▼▼▼

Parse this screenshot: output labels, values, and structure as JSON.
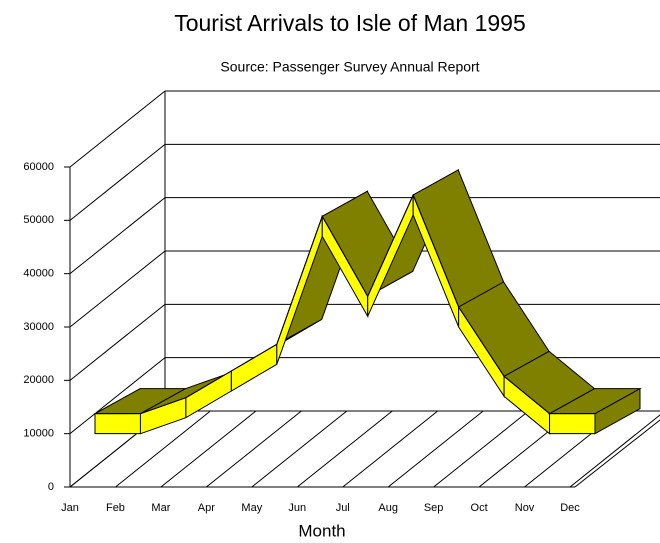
{
  "chart_data": {
    "type": "line3d",
    "title": "Tourist Arrivals to Isle of Man 1995",
    "subtitle": "Source:  Passenger Survey Annual Report",
    "x_label": "Month",
    "categories": [
      "Jan",
      "Feb",
      "Mar",
      "Apr",
      "May",
      "Jun",
      "Jul",
      "Aug",
      "Sep",
      "Oct",
      "Nov",
      "Dec"
    ],
    "series": [
      {
        "name": "Tourist Arrivals",
        "color": "#ffff00",
        "top_color": "#808000",
        "values": [
          10000,
          10000,
          13000,
          18000,
          23000,
          47000,
          32000,
          51000,
          30000,
          17000,
          10000,
          10000
        ]
      }
    ],
    "ylim": [
      0,
      60000
    ],
    "yticks": [
      0,
      10000,
      20000,
      30000,
      40000,
      50000,
      60000
    ],
    "grid": true
  }
}
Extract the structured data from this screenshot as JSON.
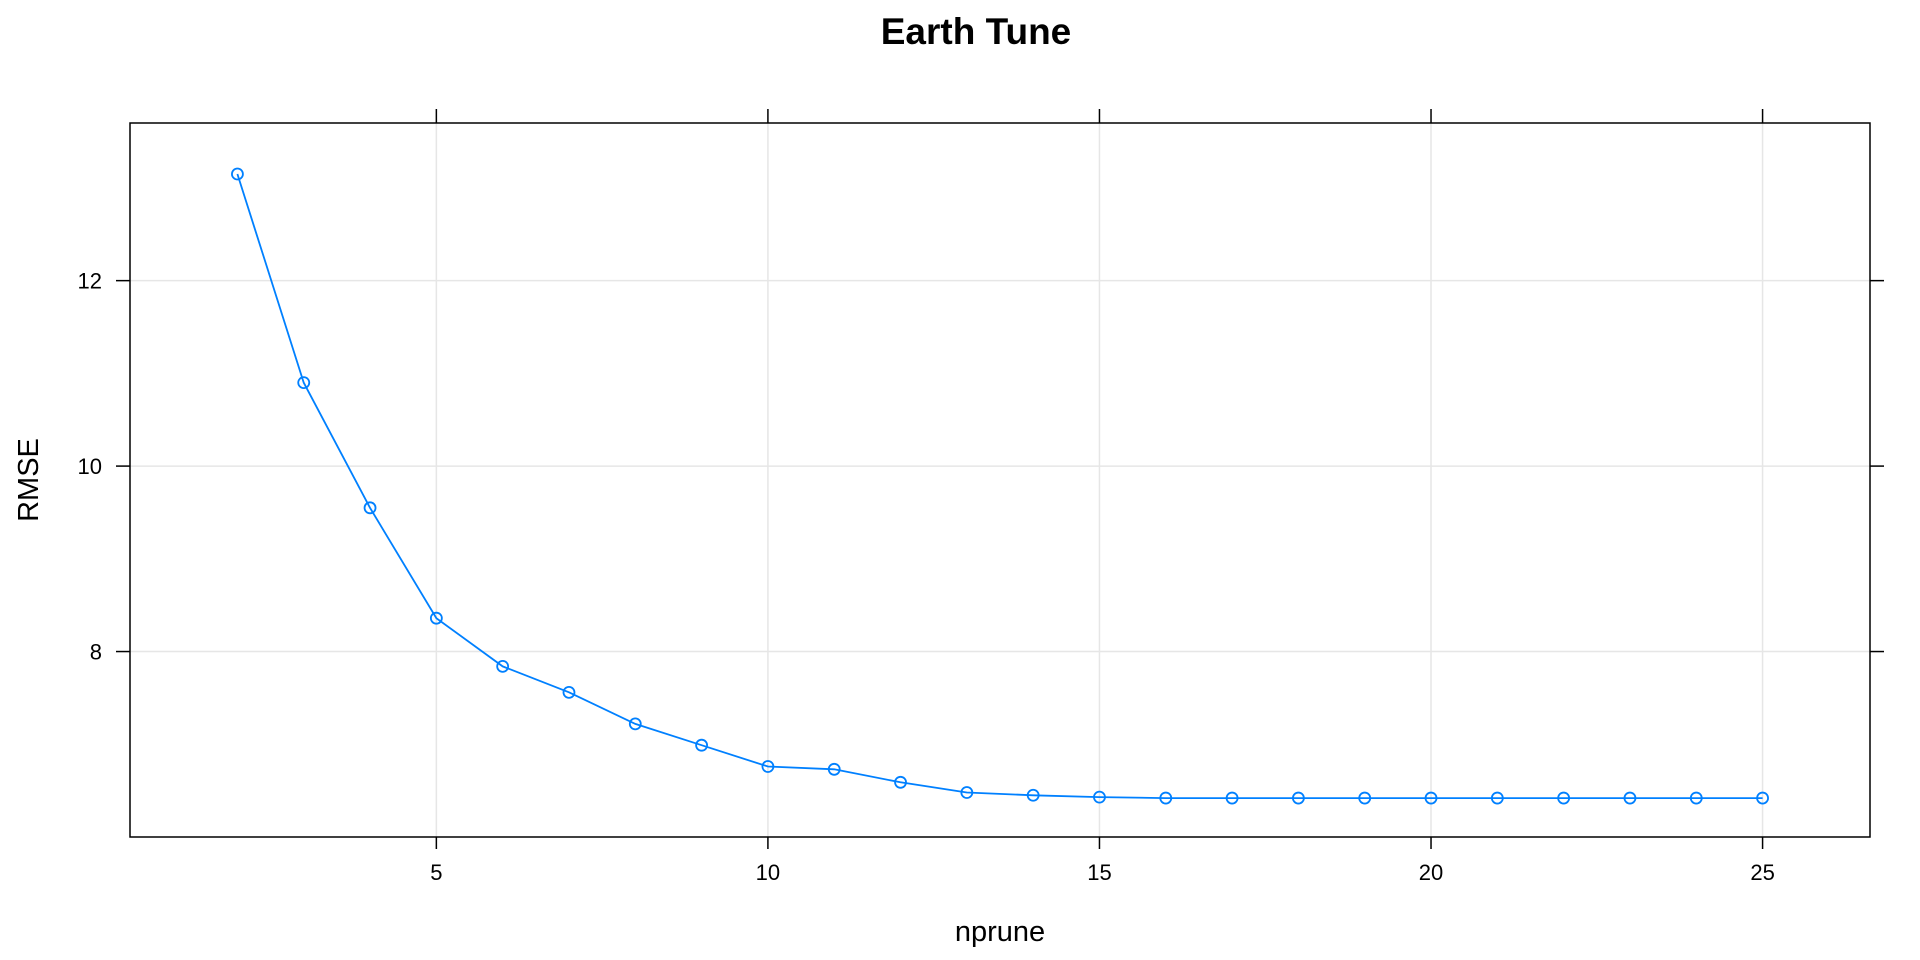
{
  "chart_data": {
    "type": "line",
    "title": "Earth Tune",
    "xlabel": "nprune",
    "ylabel": "RMSE",
    "xlim": [
      0.38,
      26.62
    ],
    "ylim": [
      6.0,
      13.7
    ],
    "x_ticks": [
      5,
      10,
      15,
      20,
      25
    ],
    "y_ticks": [
      12,
      10,
      8
    ],
    "grid": true,
    "series": [
      {
        "color": "#0080ff",
        "marker": "open-circle",
        "x": [
          2,
          3,
          4,
          5,
          6,
          7,
          8,
          9,
          10,
          11,
          12,
          13,
          14,
          15,
          16,
          17,
          18,
          19,
          20,
          21,
          22,
          23,
          24,
          25
        ],
        "values": [
          13.15,
          10.9,
          9.55,
          8.36,
          7.84,
          7.56,
          7.22,
          6.99,
          6.76,
          6.73,
          6.59,
          6.48,
          6.45,
          6.43,
          6.42,
          6.42,
          6.42,
          6.42,
          6.42,
          6.42,
          6.42,
          6.42,
          6.42,
          6.42
        ]
      }
    ]
  },
  "colors": {
    "line": "#0080ff",
    "grid": "#e6e6e6",
    "frame": "#000000"
  }
}
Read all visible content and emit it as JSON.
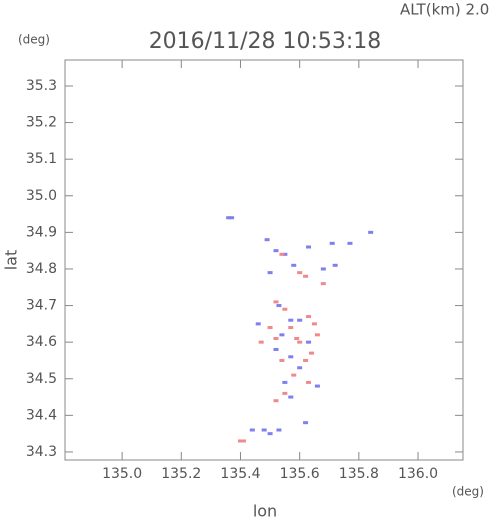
{
  "chart_data": {
    "type": "scatter",
    "title": "2016/11/28 10:53:18",
    "subtitle": "ALT(km) 2.0",
    "y_unit": "(deg)",
    "x_unit": "(deg)",
    "x_label": "lon",
    "y_label": "lat",
    "xlim": [
      134.807,
      136.152
    ],
    "ylim": [
      34.278,
      35.371
    ],
    "xticks": [
      {
        "value": 135.0,
        "label": "135.0"
      },
      135.2,
      135.4,
      135.6,
      135.8,
      {
        "value": 136.0,
        "label": "136.0"
      }
    ],
    "yticks": [
      34.3,
      34.4,
      34.5,
      34.6,
      34.7,
      34.8,
      34.9,
      {
        "value": 35.0,
        "label": "35.0"
      },
      35.1,
      35.2,
      35.3
    ],
    "series": [
      {
        "color": "#7f7ff0",
        "x": [
          135.36,
          135.37,
          135.49,
          135.52,
          135.55,
          135.58,
          135.63,
          135.71,
          135.77,
          135.84,
          135.68,
          135.72,
          135.53,
          135.57,
          135.6,
          135.54,
          135.63,
          135.52,
          135.57,
          135.6,
          135.55,
          135.66,
          135.57,
          135.48,
          135.5,
          135.53,
          135.44,
          135.62,
          135.5,
          135.46
        ],
        "y": [
          34.94,
          34.94,
          34.88,
          34.85,
          34.84,
          34.81,
          34.86,
          34.87,
          34.87,
          34.9,
          34.8,
          34.81,
          34.7,
          34.66,
          34.66,
          34.62,
          34.6,
          34.58,
          34.56,
          34.53,
          34.49,
          34.48,
          34.45,
          34.36,
          34.35,
          34.36,
          34.36,
          34.38,
          34.79,
          34.65
        ]
      },
      {
        "color": "#f08a8a",
        "x": [
          135.54,
          135.6,
          135.62,
          135.68,
          135.52,
          135.55,
          135.63,
          135.65,
          135.5,
          135.52,
          135.59,
          135.64,
          135.54,
          135.62,
          135.58,
          135.63,
          135.55,
          135.52,
          135.4,
          135.41,
          135.6,
          135.47,
          135.66,
          135.57
        ],
        "y": [
          34.84,
          34.79,
          34.78,
          34.76,
          34.71,
          34.69,
          34.67,
          34.65,
          34.64,
          34.61,
          34.61,
          34.57,
          34.55,
          34.55,
          34.51,
          34.49,
          34.46,
          34.44,
          34.33,
          34.33,
          34.6,
          34.6,
          34.62,
          34.64
        ]
      }
    ]
  }
}
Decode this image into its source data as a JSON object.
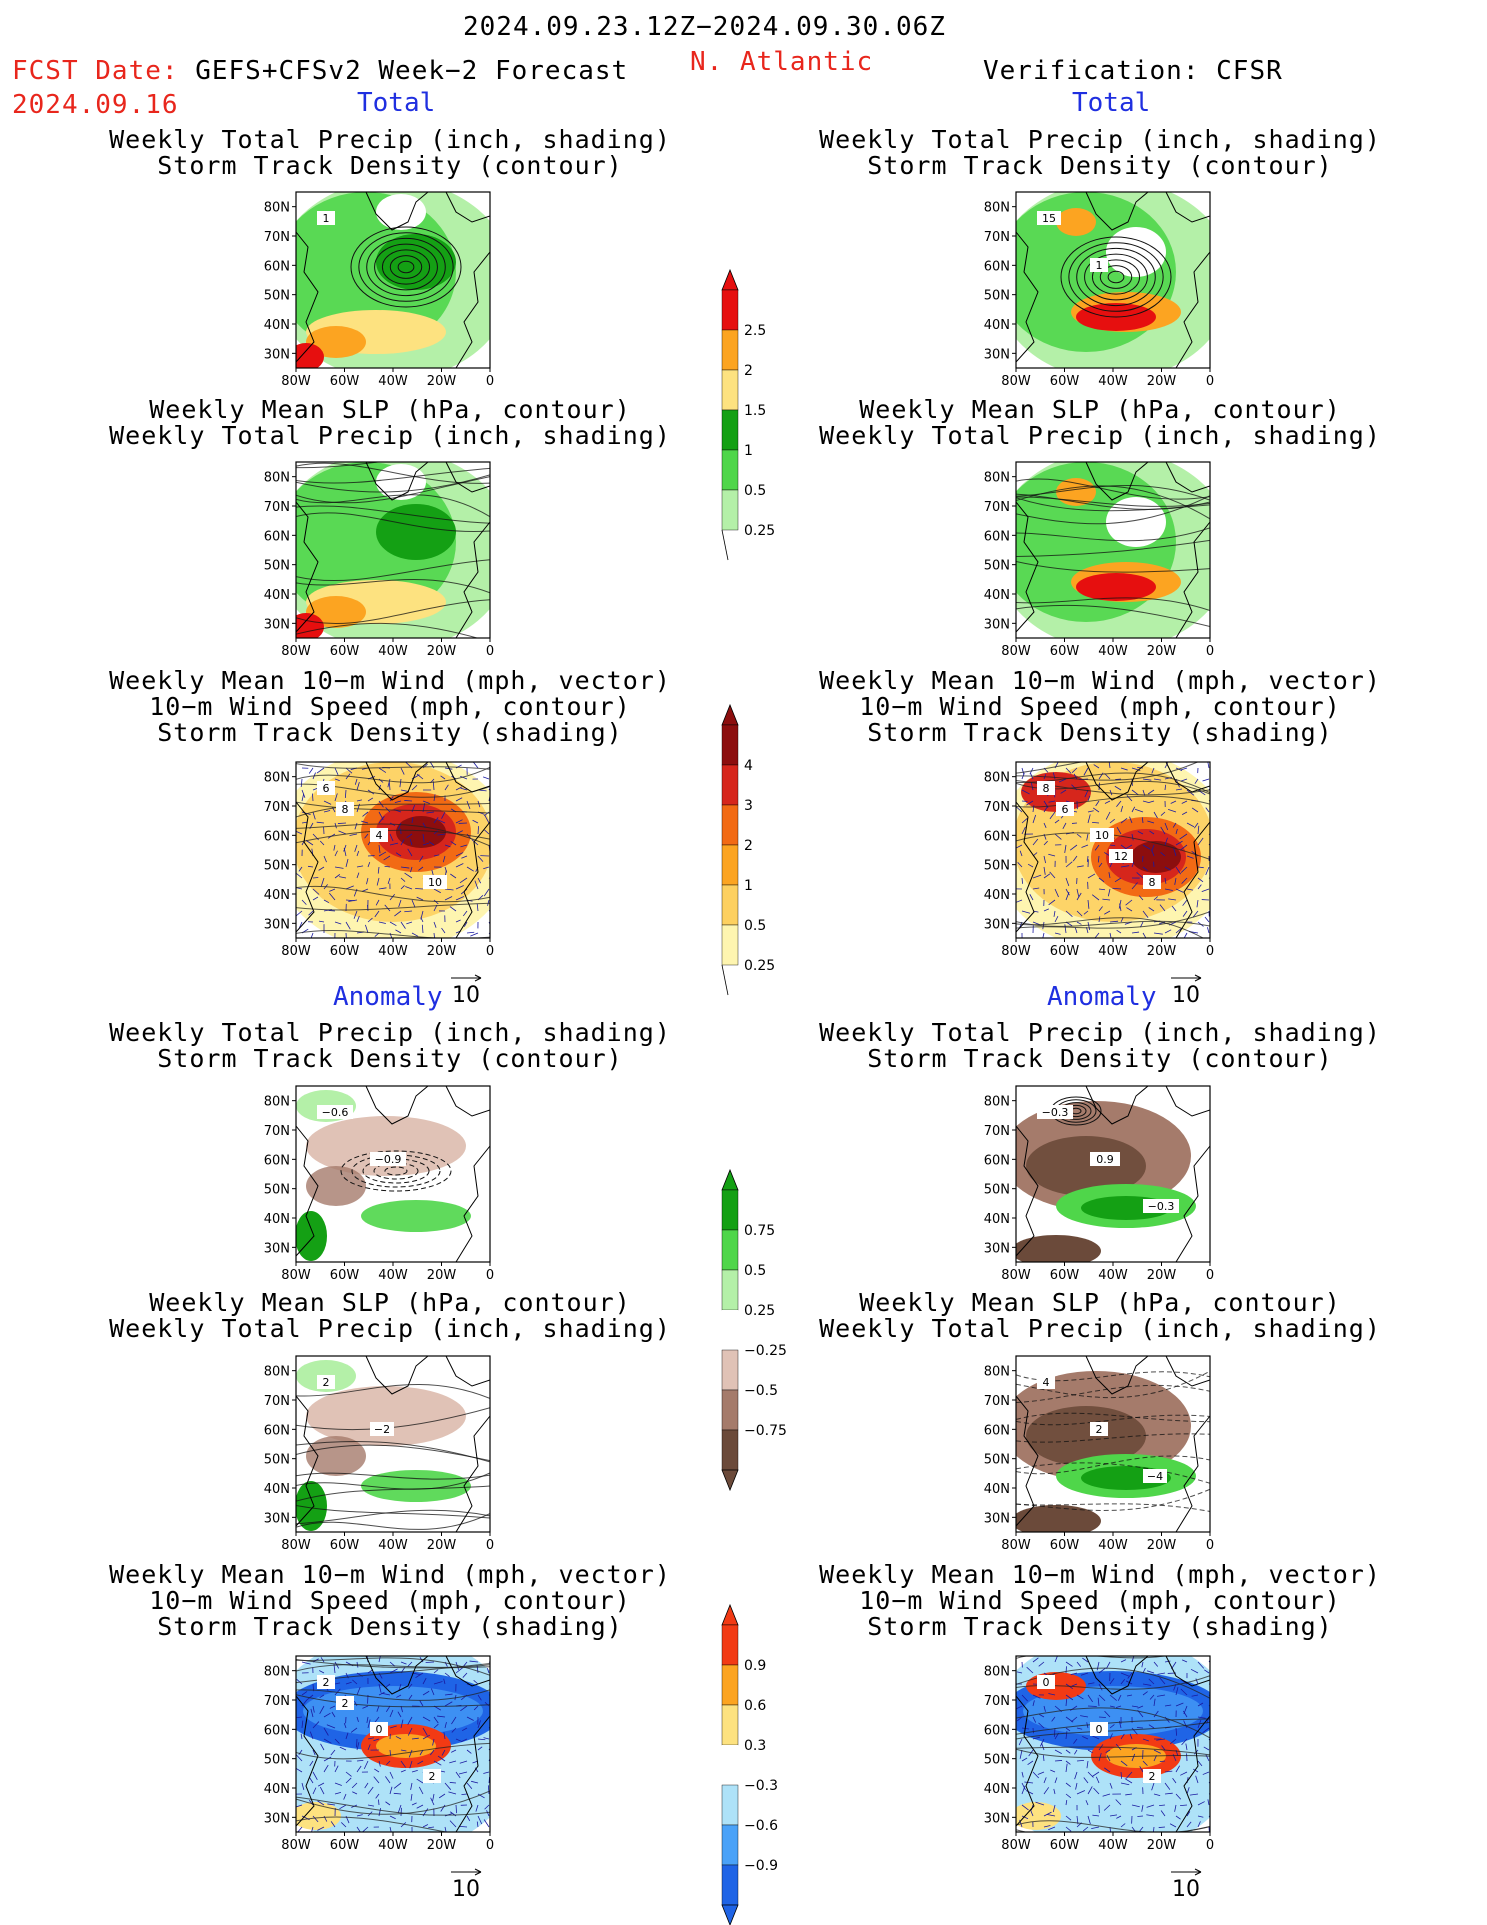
{
  "header": {
    "period": "2024.09.23.12Z−2024.09.30.06Z",
    "region": "N. Atlantic",
    "fcst_date_label": "FCST Date:",
    "fcst_model": "GEFS+CFSv2 Week−2 Forecast",
    "fcst_date": "2024.09.16",
    "verification": "Verification: CFSR"
  },
  "sections": {
    "total": "Total",
    "anomaly": "Anomaly"
  },
  "panel_titles": {
    "precip_track": [
      "Weekly Total Precip (inch, shading)",
      "Storm Track Density (contour)"
    ],
    "slp_precip": [
      "Weekly Mean SLP (hPa, contour)",
      "Weekly Total Precip (inch, shading)"
    ],
    "wind_track": [
      "Weekly Mean 10−m Wind (mph, vector)",
      "10−m Wind Speed (mph, contour)",
      "Storm Track Density (shading)"
    ]
  },
  "vector_ref": "10",
  "colors": {
    "header_red": "#e8261c",
    "section_blue": "#1f2fe0",
    "precip_total": [
      "#b4f0a8",
      "#4fd64a",
      "#14a014",
      "#fde280",
      "#fca421",
      "#e60f0f"
    ],
    "track_total": [
      "#fef5b0",
      "#fdd060",
      "#fca421",
      "#f26a14",
      "#d6261c",
      "#8c0e0e"
    ],
    "precip_anom": [
      "#6b4a3a",
      "#a57b6b",
      "#e0c2b6",
      "#ffffff",
      "#b4f0a8",
      "#4fd64a",
      "#14a014"
    ],
    "track_anom": [
      "#1f64e6",
      "#4aa2f8",
      "#aee2f8",
      "#ffffff",
      "#fde280",
      "#fca421",
      "#f23a14"
    ]
  },
  "chart_data": [
    {
      "type": "heatmap",
      "name": "precip-track-total",
      "xlabel": "",
      "ylabel": "",
      "x_ticks": [
        "80W",
        "60W",
        "40W",
        "20W",
        "0"
      ],
      "y_ticks": [
        "80N",
        "70N",
        "60N",
        "50N",
        "40N",
        "30N"
      ],
      "xlim": [
        -80,
        0
      ],
      "ylim": [
        25,
        85
      ],
      "colorbar": {
        "levels": [
          "2.5",
          "2",
          "1.5",
          "1",
          "0.5",
          "0.25"
        ]
      },
      "forecast_labels": [
        "1"
      ],
      "verification_labels": [
        "15",
        "1"
      ]
    },
    {
      "type": "heatmap",
      "name": "slp-precip-total",
      "xlabel": "",
      "ylabel": "",
      "x_ticks": [
        "80W",
        "60W",
        "40W",
        "20W",
        "0"
      ],
      "y_ticks": [
        "80N",
        "70N",
        "60N",
        "50N",
        "40N",
        "30N"
      ],
      "xlim": [
        -80,
        0
      ],
      "ylim": [
        25,
        85
      ],
      "colorbar": {
        "levels": [
          "2.5",
          "2",
          "1.5",
          "1",
          "0.5",
          "0.25"
        ]
      }
    },
    {
      "type": "heatmap",
      "name": "wind-track-total",
      "xlabel": "",
      "ylabel": "",
      "x_ticks": [
        "80W",
        "60W",
        "40W",
        "20W",
        "0"
      ],
      "y_ticks": [
        "80N",
        "70N",
        "60N",
        "50N",
        "40N",
        "30N"
      ],
      "xlim": [
        -80,
        0
      ],
      "ylim": [
        25,
        85
      ],
      "colorbar": {
        "levels": [
          "4",
          "3",
          "2",
          "1",
          "0.5",
          "0.25"
        ]
      },
      "forecast_labels": [
        "6",
        "4",
        "10",
        "8"
      ],
      "verification_labels": [
        "8",
        "10",
        "8",
        "6",
        "12"
      ]
    },
    {
      "type": "heatmap",
      "name": "precip-track-anomaly",
      "xlabel": "",
      "ylabel": "",
      "x_ticks": [
        "80W",
        "60W",
        "40W",
        "20W",
        "0"
      ],
      "y_ticks": [
        "80N",
        "70N",
        "60N",
        "50N",
        "40N",
        "30N"
      ],
      "xlim": [
        -80,
        0
      ],
      "ylim": [
        25,
        85
      ],
      "colorbar": {
        "levels": [
          "0.75",
          "0.5",
          "0.25",
          "−0.25",
          "−0.5",
          "−0.75"
        ]
      },
      "forecast_labels": [
        "−0.6",
        "−0.9"
      ],
      "verification_labels": [
        "−0.3",
        "0.9",
        "−0.3"
      ]
    },
    {
      "type": "heatmap",
      "name": "slp-precip-anomaly",
      "xlabel": "",
      "ylabel": "",
      "x_ticks": [
        "80W",
        "60W",
        "40W",
        "20W",
        "0"
      ],
      "y_ticks": [
        "80N",
        "70N",
        "60N",
        "50N",
        "40N",
        "30N"
      ],
      "xlim": [
        -80,
        0
      ],
      "ylim": [
        25,
        85
      ],
      "colorbar": {
        "levels": [
          "0.75",
          "0.5",
          "0.25",
          "−0.25",
          "−0.5",
          "−0.75"
        ]
      },
      "forecast_labels": [
        "2",
        "−2"
      ],
      "verification_labels": [
        "4",
        "2",
        "−4"
      ]
    },
    {
      "type": "heatmap",
      "name": "wind-track-anomaly",
      "xlabel": "",
      "ylabel": "",
      "x_ticks": [
        "80W",
        "60W",
        "40W",
        "20W",
        "0"
      ],
      "y_ticks": [
        "80N",
        "70N",
        "60N",
        "50N",
        "40N",
        "30N"
      ],
      "xlim": [
        -80,
        0
      ],
      "ylim": [
        25,
        85
      ],
      "colorbar": {
        "levels": [
          "0.9",
          "0.6",
          "0.3",
          "−0.3",
          "−0.6",
          "−0.9"
        ]
      },
      "forecast_labels": [
        "2",
        "0",
        "2",
        "2"
      ],
      "verification_labels": [
        "0",
        "0",
        "2"
      ]
    }
  ]
}
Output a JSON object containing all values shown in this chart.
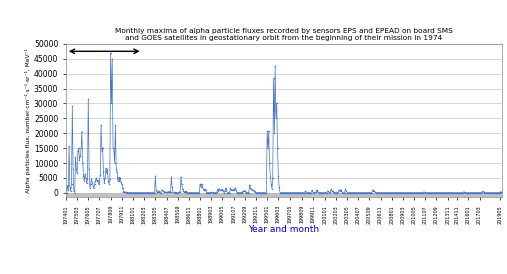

▲▲▲

● **What to do**: Determine how many lines of the data contain the word "Storm", and reply with that number only.

● **Result of the task**: 2